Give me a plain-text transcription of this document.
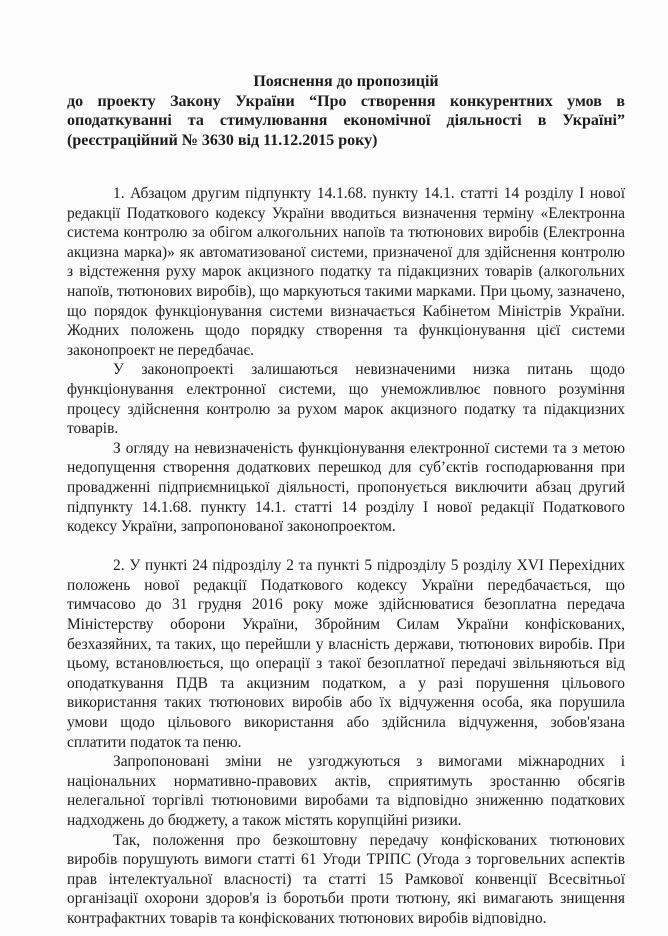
Пояснення до пропозицій
до проекту Закону України “Про створення конкурентних умов в
оподаткуванні та стимулювання економічної діяльності в Україні”
(реєстраційний № 3630 від 11.12.2015 року)

1. Абзацом другим підпункту 14.1.68. пункту 14.1. статті 14 розділу І нової редакції Податкового кодексу України вводиться визначення терміну «Електронна система контролю за обігом алкогольних напоїв та тютюнових виробів (Електронна акцизна марка)» як автоматизованої системи, призначеної для здійснення контролю з відстеження руху марок акцизного податку та підакцизних товарів (алкогольних напоїв, тютюнових виробів), що маркуються такими марками. При цьому, зазначено, що порядок функціонування системи визначається Кабінетом Міністрів України. Жодних положень щодо порядку створення та функціонування цієї системи законопроект не передбачає.

У законопроекті залишаються невизначеними низка питань щодо функціонування електронної системи, що унеможливлює повного розуміння процесу здійснення контролю за рухом марок акцизного податку та підакцизних товарів.

З огляду на невизначеність функціонування електронної системи та з метою недопущення створення додаткових перешкод для суб’єктів господарювання при провадженні підприємницької діяльності, пропонується виключити абзац другий підпункту 14.1.68. пункту 14.1. статті 14 розділу І нової редакції Податкового кодексу України, запропонованої законопроектом.

2. У пункті 24 підрозділу 2 та пункті 5 підрозділу 5 розділу XVI Перехідних положень нової редакції Податкового кодексу України передбачається, що тимчасово до 31 грудня 2016 року може здійснюватися безоплатна передача Міністерству оборони України, Збройним Силам України конфіскованих, безхазяйних, та таких, що перейшли у власність держави, тютюнових виробів. При цьому, встановлюється, що операції з такої безоплатної передачі звільняються від оподаткування ПДВ та акцизним податком, а у разі порушення цільового використання таких тютюнових виробів або їх відчуження особа, яка порушила умови щодо цільового використання або здійснила відчуження, зобов'язана сплатити податок та пеню.

Запропоновані зміни не узгоджуються з вимогами міжнародних і національних нормативно-правових актів, сприятимуть зростанню обсягів нелегальної торгівлі тютюновими виробами та відповідно зниженню податкових надходжень до бюджету, а також містять корупційні ризики.

Так, положення про безкоштовну передачу конфіскованих тютюнових виробів порушують вимоги статті 61 Угоди ТРІПС (Угода з торговельних аспектів прав інтелектуальної власності) та статті 15 Рамкової конвенції Всесвітньої організації охорони здоров'я із боротьби проти тютюну, які вимагають знищення контрафактних товарів та конфіскованих тютюнових виробів відповідно.
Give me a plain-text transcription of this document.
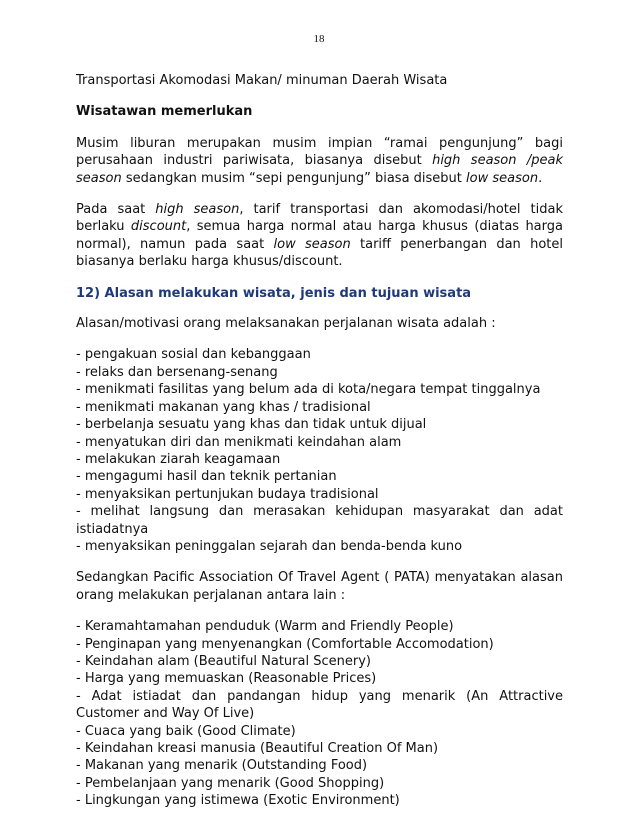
18

Transportasi Akomodasi Makan/ minuman Daerah Wisata

Wisatawan memerlukan

Musim liburan merupakan musim impian “ramai pengunjung” bagi perusahaan industri pariwisata, biasanya disebut high season /peak season sedangkan musim “sepi pengunjung” biasa disebut low season.

Pada saat high season, tarif transportasi dan akomodasi/hotel tidak berlaku discount, semua harga normal atau harga khusus (diatas harga normal), namun pada saat low season tariff penerbangan dan hotel biasanya berlaku harga khusus/discount.

12) Alasan melakukan wisata, jenis dan tujuan wisata

Alasan/motivasi orang melaksanakan perjalanan wisata adalah :

- pengakuan sosial dan kebanggaan
- relaks dan bersenang-senang
- menikmati fasilitas yang belum ada di kota/negara tempat tinggalnya
- menikmati makanan yang khas / tradisional
- berbelanja sesuatu yang khas dan tidak untuk dijual
- menyatukan diri dan menikmati keindahan alam
- melakukan ziarah keagamaan
- mengagumi hasil dan teknik pertanian
- menyaksikan pertunjukan budaya tradisional
- melihat langsung dan merasakan kehidupan masyarakat dan adat istiadatnya
- menyaksikan peninggalan sejarah dan benda-benda kuno

Sedangkan Pacific Association Of Travel Agent ( PATA) menyatakan alasan orang melakukan perjalanan antara lain :

- Keramahtamahan penduduk (Warm and Friendly People)
- Penginapan yang menyenangkan (Comfortable Accomodation)
- Keindahan alam (Beautiful Natural Scenery)
- Harga yang memuaskan (Reasonable Prices)
- Adat istiadat dan pandangan hidup yang menarik (An Attractive Customer and Way Of Live)
- Cuaca yang baik (Good Climate)
- Keindahan kreasi manusia (Beautiful Creation Of Man)
- Makanan yang menarik (Outstanding Food)
- Pembelanjaan yang menarik (Good Shopping)
- Lingkungan yang istimewa (Exotic Environment)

Given task:
Which lines in the records above contain the string "khas"? Copy each one.

Task answer:
- menikmati makanan yang khas / tradisional
- berbelanja sesuatu yang khas dan tidak untuk dijual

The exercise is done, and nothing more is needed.